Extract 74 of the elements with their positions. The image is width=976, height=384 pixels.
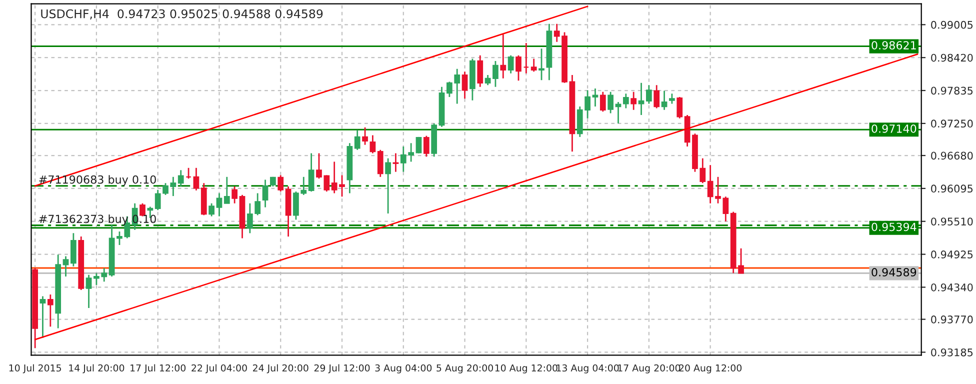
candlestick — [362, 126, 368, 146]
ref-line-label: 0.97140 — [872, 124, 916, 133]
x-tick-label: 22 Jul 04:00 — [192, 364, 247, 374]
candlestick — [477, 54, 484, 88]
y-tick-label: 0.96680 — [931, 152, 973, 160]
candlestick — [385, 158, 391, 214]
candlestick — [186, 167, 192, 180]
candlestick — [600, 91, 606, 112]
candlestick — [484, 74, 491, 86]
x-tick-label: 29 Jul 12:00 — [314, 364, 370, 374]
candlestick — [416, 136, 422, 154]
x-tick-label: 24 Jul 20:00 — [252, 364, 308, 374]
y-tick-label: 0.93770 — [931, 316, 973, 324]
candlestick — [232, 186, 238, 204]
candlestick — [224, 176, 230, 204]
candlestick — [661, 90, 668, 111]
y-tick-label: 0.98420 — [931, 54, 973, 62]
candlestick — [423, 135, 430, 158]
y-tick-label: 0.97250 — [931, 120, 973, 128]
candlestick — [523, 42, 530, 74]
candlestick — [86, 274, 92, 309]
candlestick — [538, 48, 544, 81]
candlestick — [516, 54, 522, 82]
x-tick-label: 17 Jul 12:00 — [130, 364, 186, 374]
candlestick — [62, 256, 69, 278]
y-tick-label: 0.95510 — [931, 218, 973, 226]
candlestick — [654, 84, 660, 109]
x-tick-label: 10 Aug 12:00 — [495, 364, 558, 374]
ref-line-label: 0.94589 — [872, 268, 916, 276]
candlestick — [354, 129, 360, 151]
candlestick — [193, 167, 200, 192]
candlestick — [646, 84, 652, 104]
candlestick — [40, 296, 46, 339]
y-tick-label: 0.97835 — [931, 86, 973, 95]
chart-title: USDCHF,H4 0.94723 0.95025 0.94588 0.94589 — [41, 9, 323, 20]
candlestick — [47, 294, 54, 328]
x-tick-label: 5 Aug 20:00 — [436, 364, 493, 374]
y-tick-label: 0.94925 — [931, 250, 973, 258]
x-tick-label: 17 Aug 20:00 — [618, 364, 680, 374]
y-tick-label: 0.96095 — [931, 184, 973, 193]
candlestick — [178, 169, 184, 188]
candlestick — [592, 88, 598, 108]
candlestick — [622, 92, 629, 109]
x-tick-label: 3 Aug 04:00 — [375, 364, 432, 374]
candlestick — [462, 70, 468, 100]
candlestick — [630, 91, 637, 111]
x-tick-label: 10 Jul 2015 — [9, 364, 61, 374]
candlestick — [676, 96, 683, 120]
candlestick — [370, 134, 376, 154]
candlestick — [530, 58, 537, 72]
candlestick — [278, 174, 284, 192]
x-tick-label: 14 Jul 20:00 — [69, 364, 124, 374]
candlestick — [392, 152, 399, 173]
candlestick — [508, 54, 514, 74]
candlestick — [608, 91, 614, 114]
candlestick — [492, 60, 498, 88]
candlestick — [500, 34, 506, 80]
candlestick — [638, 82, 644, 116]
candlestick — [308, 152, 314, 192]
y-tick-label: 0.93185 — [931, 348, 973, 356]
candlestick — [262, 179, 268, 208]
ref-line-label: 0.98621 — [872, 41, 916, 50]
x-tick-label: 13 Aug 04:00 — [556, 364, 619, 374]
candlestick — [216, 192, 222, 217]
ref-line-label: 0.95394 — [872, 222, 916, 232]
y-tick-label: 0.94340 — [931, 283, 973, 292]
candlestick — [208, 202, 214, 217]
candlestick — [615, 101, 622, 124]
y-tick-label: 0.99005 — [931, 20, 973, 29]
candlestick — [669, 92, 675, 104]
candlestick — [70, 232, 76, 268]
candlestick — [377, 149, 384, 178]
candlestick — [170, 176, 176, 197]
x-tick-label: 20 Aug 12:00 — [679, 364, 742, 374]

...

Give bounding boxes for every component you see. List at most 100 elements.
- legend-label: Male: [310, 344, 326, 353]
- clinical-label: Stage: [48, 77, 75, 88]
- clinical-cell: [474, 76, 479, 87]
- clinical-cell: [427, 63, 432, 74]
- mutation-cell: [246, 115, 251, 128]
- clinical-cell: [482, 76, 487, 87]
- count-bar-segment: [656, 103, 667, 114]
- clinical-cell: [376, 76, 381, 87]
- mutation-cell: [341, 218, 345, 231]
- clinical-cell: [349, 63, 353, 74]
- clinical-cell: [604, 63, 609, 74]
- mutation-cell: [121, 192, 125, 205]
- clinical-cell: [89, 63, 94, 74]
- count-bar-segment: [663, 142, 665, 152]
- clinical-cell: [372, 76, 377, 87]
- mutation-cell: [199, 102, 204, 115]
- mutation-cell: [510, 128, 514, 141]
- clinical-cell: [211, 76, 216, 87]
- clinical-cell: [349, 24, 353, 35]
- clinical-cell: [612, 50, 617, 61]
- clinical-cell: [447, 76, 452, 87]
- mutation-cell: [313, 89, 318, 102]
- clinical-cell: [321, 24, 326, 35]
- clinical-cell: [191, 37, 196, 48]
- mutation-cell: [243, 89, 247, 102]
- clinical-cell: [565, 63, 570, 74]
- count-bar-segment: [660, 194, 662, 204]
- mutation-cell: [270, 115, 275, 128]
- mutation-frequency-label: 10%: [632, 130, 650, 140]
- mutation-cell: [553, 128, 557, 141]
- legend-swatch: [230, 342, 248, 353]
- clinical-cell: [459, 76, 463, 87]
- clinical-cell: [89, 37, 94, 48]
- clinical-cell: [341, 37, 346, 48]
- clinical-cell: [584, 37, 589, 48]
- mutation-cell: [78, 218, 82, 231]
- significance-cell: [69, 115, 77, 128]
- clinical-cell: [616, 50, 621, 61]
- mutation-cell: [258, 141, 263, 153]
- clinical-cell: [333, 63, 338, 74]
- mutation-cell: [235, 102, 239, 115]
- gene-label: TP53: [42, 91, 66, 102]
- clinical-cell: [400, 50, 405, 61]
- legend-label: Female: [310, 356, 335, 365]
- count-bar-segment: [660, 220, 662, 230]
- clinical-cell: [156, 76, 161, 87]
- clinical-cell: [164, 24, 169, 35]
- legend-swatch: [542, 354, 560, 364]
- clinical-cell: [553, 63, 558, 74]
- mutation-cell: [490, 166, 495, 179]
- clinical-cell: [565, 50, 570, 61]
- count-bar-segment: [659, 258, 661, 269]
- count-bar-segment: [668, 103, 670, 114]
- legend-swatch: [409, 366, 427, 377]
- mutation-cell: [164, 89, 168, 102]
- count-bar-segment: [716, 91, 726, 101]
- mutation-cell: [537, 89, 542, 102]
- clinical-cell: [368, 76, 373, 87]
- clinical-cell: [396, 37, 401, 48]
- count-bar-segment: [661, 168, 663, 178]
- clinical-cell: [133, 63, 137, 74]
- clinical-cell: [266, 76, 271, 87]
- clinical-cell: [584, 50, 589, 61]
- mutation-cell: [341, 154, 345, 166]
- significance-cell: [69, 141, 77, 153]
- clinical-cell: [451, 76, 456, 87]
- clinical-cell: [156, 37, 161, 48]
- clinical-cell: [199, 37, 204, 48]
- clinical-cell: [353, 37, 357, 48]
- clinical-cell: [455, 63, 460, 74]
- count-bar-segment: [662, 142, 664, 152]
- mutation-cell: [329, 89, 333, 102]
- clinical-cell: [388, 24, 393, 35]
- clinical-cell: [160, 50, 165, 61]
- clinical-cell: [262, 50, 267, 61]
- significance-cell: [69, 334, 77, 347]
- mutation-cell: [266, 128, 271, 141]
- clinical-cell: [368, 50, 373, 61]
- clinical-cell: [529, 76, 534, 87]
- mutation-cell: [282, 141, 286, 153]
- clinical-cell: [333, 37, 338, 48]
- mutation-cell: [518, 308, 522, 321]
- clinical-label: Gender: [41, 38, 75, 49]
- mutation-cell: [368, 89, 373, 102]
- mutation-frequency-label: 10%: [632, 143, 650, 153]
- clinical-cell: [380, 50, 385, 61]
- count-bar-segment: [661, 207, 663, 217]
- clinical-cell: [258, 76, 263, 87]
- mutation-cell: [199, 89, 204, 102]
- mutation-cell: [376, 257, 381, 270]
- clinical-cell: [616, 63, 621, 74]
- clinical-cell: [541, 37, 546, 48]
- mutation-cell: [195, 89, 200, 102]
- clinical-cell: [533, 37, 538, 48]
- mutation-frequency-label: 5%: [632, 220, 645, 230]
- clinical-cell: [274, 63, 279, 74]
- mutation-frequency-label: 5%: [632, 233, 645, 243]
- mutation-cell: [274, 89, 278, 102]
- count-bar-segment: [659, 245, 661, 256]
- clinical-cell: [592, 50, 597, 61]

---

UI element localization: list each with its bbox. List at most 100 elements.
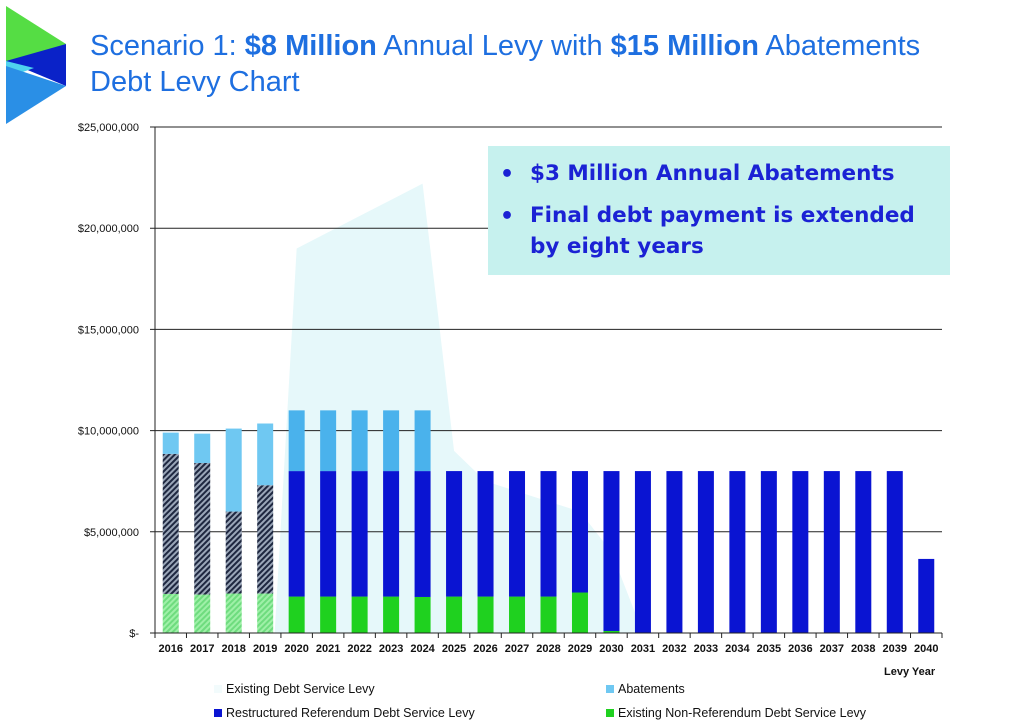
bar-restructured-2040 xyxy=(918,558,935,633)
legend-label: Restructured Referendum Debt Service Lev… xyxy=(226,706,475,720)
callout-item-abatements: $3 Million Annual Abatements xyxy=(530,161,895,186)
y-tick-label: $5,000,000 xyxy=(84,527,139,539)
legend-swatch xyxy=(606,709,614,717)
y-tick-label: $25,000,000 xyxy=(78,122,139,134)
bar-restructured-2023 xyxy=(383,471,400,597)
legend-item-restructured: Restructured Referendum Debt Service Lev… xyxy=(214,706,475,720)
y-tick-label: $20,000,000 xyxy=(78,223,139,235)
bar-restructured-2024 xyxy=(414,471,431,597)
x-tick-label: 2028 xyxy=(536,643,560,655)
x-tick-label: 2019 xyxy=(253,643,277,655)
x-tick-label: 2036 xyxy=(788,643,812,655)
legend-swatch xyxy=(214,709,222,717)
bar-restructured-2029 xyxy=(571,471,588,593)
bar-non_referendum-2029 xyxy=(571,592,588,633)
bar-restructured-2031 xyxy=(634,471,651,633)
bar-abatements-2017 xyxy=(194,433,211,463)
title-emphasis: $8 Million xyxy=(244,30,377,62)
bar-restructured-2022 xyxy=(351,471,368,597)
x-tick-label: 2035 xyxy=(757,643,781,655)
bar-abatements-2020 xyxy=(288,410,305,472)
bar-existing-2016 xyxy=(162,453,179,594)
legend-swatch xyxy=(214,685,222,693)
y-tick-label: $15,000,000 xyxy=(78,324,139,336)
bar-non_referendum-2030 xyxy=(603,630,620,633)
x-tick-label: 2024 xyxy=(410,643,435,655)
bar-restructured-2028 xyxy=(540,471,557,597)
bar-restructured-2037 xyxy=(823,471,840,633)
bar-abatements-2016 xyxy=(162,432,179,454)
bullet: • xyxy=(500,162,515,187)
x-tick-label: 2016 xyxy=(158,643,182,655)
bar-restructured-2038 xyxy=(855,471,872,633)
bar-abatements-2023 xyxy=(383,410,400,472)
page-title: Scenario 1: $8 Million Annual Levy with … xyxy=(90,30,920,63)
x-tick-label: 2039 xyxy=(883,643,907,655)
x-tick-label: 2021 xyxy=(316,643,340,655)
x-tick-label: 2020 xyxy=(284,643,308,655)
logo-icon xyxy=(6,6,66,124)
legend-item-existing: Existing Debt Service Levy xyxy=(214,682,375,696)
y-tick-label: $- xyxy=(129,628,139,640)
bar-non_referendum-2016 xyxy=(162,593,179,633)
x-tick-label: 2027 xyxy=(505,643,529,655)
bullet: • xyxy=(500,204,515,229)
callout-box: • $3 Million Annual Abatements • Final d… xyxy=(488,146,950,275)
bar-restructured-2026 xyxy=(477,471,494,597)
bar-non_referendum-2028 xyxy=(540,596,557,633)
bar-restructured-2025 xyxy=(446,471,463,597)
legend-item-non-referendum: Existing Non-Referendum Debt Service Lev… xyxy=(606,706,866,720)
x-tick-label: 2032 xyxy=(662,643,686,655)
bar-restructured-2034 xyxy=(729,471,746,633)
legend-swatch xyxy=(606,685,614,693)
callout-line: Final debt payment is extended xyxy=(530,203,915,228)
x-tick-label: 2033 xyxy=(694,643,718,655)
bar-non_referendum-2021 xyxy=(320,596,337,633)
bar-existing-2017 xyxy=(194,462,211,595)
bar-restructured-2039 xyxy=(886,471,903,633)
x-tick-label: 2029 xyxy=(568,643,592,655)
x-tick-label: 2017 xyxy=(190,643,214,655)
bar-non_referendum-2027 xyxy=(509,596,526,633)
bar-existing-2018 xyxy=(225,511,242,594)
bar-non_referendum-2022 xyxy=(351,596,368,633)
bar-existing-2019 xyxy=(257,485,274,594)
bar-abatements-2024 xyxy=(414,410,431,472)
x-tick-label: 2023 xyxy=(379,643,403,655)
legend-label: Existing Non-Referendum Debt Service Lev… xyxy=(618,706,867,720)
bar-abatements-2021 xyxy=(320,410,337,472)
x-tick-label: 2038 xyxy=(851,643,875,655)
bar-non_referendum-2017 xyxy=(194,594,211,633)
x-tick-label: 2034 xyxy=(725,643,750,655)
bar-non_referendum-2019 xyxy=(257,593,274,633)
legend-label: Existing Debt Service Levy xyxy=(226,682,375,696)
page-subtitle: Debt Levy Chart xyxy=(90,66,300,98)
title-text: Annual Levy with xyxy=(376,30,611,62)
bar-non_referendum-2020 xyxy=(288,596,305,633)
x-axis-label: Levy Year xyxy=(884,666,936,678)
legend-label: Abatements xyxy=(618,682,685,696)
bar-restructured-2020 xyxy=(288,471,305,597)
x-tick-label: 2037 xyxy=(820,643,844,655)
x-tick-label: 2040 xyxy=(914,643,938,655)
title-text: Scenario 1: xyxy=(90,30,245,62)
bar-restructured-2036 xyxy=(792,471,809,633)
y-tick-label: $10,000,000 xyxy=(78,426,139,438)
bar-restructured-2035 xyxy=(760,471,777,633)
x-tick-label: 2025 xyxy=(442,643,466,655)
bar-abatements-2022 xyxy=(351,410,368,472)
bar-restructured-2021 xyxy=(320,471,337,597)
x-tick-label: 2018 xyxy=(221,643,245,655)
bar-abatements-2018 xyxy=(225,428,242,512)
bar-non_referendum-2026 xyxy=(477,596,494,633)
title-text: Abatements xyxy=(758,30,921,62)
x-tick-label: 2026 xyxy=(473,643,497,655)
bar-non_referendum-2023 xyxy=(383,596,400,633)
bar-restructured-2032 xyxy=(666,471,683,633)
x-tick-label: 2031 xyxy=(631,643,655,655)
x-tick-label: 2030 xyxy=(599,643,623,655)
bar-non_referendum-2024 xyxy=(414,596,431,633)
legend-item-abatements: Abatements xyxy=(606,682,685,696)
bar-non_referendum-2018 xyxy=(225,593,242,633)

## [TASK OBJECTIVE]
Switch "ref-line-label" to "reference-line-label" in the records from the line with "candlestick — [362, 126, 368, 146]" up to and including the line with "candlestick — [370, 134, 376, 154]", leaving everything else unchanged, and give only those lines.

## [SOLVED EXERCISE]
candlestick — [362, 126, 368, 146]
reference-line-label: 0.97140 — [872, 124, 916, 133]
x-tick-label: 22 Jul 04:00 — [192, 364, 247, 374]
candlestick — [477, 54, 484, 88]
y-tick-label: 0.96680 — [931, 152, 973, 160]
candlestick — [385, 158, 391, 214]
candlestick — [186, 167, 192, 180]
candlestick — [600, 91, 606, 112]
candlestick — [484, 74, 491, 86]
x-tick-label: 29 Jul 12:00 — [314, 364, 370, 374]
candlestick — [416, 136, 422, 154]
x-tick-label: 24 Jul 20:00 — [252, 364, 308, 374]
y-tick-label: 0.93770 — [931, 316, 973, 324]
candlestick — [232, 186, 238, 204]
candlestick — [224, 176, 230, 204]
candlestick — [661, 90, 668, 111]
y-tick-label: 0.98420 — [931, 54, 973, 62]
candlestick — [423, 135, 430, 158]
y-tick-label: 0.97250 — [931, 120, 973, 128]
candlestick — [523, 42, 530, 74]
candlestick — [86, 274, 92, 309]
candlestick — [538, 48, 544, 81]
candlestick — [516, 54, 522, 82]
x-tick-label: 17 Jul 12:00 — [130, 364, 186, 374]
candlestick — [62, 256, 69, 278]
y-tick-label: 0.95510 — [931, 218, 973, 226]
candlestick — [654, 84, 660, 109]
x-tick-label: 10 Aug 12:00 — [495, 364, 558, 374]
reference-line-label: 0.94589 — [872, 268, 916, 276]
candlestick — [354, 129, 360, 151]
candlestick — [193, 167, 200, 192]
candlestick — [646, 84, 652, 104]
candlestick — [40, 296, 46, 339]
y-tick-label: 0.97835 — [931, 86, 973, 95]
chart-title: USDCHF,H4 0.94723 0.95025 0.94588 0.94589 — [41, 9, 323, 20]
candlestick — [47, 294, 54, 328]
x-tick-label: 5 Aug 20:00 — [436, 364, 493, 374]
y-tick-label: 0.94925 — [931, 250, 973, 258]
x-tick-label: 17 Aug 20:00 — [618, 364, 680, 374]
y-tick-label: 0.96095 — [931, 184, 973, 193]
candlestick — [178, 169, 184, 188]
candlestick — [592, 88, 598, 108]
candlestick — [622, 92, 629, 109]
x-tick-label: 3 Aug 04:00 — [375, 364, 432, 374]
candlestick — [462, 70, 468, 100]
candlestick — [630, 91, 637, 111]
x-tick-label: 10 Jul 2015 — [9, 364, 61, 374]
candlestick — [676, 96, 683, 120]
candlestick — [370, 134, 376, 154]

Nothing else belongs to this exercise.